設問:
a) ギリシアの画家たちをうたった詩を論じた文章から、「高橋は、こう書いている。」を含む箇所から書き写し始め、「である。「美の定義」に叶う。」まで写したところで止めて、その部分を一字も変えずに抜き出しなさい。
b) ギリシアの画家たちをうたった詩を論じた文章の最後の文に続けて、その先を書き進めなさい。

原文:
▬▬▬

2018-09-08 09:55:03 | 高橋睦郎「つい昨日のこと」
62 画家たちに

 ギリシアの芸術と言うと、彫像を思い出す。絵画は、壺に描かれた絵くらいしか思い浮かばない。画家がいなかったのか。描いたけれど、失われたのか。
 高橋は、こう書いている。

その作品が跡形なく滅び亡せたがゆえに ギリシアの画家たちよ
あなた方を讃えよう 讃えるこれらの言葉も消えて無くなれ

 失われたらしい。何に描いたにしろ、布や木は形を失いやすい。色も褪せるだろう。それでもひとは描かずにはいられない。そう認めた上で、高橋はこう書いている。

男神 女神 若者たち 少女たちの彫像を残した彫刻家より
描いたすべてを喪われるに委せた画家たちのほうが 美に叶っている
この世の美は仮のもの その彼方にある真の美をこそ見つめよ

 美は描いたものの彼方にある。だから絵は失われてもかまわない。描く瞬間に見つめている、いま、ここにないものこそが美だからである。「美の定義」に叶う。
 この「叶う」という動詞がおもしろい。「一致する」、「望み通りになる」ということだが、そのとき「ふたつ」のものが存在する。
 「一致する」ためには「ふたつ」以上のものがないと「一致する」ということは起きない。また「望み通りになる」というのは、「対象」とは別の存在(別の人間)が「望む」のである。

▬▬▬

記録:

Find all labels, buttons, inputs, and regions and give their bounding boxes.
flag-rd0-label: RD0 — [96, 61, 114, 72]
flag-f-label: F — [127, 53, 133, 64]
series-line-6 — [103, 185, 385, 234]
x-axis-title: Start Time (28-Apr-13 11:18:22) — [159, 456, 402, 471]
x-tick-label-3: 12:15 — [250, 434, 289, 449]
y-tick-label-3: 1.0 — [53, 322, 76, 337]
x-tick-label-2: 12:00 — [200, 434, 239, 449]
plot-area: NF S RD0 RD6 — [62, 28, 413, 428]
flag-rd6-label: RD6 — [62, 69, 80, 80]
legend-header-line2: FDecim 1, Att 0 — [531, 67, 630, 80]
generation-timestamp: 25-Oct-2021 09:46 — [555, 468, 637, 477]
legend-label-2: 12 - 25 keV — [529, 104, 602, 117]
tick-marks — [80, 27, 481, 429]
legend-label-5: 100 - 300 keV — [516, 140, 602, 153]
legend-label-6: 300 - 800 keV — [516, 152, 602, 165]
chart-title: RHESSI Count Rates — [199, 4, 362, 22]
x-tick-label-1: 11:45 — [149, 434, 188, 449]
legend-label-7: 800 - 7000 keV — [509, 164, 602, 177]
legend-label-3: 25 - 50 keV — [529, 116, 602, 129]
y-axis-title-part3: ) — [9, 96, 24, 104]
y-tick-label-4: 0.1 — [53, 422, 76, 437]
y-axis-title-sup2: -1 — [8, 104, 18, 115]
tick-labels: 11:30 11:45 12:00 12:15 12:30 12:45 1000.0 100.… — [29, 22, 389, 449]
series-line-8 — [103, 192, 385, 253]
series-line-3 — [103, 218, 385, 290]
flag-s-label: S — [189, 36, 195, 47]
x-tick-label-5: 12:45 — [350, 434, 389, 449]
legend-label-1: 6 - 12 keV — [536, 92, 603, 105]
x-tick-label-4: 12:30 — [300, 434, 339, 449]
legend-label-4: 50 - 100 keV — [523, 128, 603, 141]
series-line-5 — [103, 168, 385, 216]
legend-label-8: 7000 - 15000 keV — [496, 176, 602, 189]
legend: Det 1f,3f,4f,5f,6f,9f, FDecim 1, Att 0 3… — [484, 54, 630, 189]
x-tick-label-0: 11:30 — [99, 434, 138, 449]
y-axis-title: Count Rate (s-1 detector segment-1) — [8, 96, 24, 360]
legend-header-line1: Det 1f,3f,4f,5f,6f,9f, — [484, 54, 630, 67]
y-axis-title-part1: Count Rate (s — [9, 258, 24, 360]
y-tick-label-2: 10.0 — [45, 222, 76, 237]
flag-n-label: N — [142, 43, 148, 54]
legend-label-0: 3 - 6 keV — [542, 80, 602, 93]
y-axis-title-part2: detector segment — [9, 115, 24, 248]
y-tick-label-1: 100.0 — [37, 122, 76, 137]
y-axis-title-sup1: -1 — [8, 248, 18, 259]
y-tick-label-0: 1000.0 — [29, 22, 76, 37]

▬▬▬

設問の解答:
a)
高橋は、こう書いている。

その作品が跡形なく滅び亡せたがゆえに ギリシアの画家たちよ
あなた方を讃えよう 讃えるこれらの言葉も消えて無くなれ

 失われたらしい。何に描いたにしろ、布や木は形を失いやすい。色も褪せるだろう。それでもひとは描かずにはいられない。そう認めた上で、高橋はこう書いている。

男神 女神 若者たち 少女たちの彫像を残した彫刻家より
描いたすべてを喪われるに委せた画家たちのほうが 美に叶っている
この世の美は仮のもの その彼方にある真の美をこそ見つめよ

 美は描いたものの彼方にある。だから絵は失われてもかまわない。描く瞬間に見つめている、いま、ここにないものこそが美だからである。「美の定義」に叶う。

b)
 「一致」ということばとは裏腹に、そこには「一致しない」ものがあるという現実(事実)がある。
 そうだからこそ、「真の美をこそ見つめよ」と書いた後、詩は急展開する。

そうくりかえし言う智者の言葉さえ 真実へ到る道への躓きの石

 「真の美」を見つめる(想起する)ということは、「真の美(真実)」がいま、ここに存在していないと認めることであり、同時に「真の美(真実)」は永遠に存在しないと認めることだ。
 「真」は「想起」のなかにしかない。そして「想起する」という動きは、ことばになって動く。だからこそ「言葉も消えて無くなれ」と高橋は言わざるを得なくなる。
 ただこの「論理」は「詭弁」に似ている。技巧的だ。古今、新古今のことばを動かしている「美」のようなものに似ている。私にはギリシアとは違うもののように感じられる。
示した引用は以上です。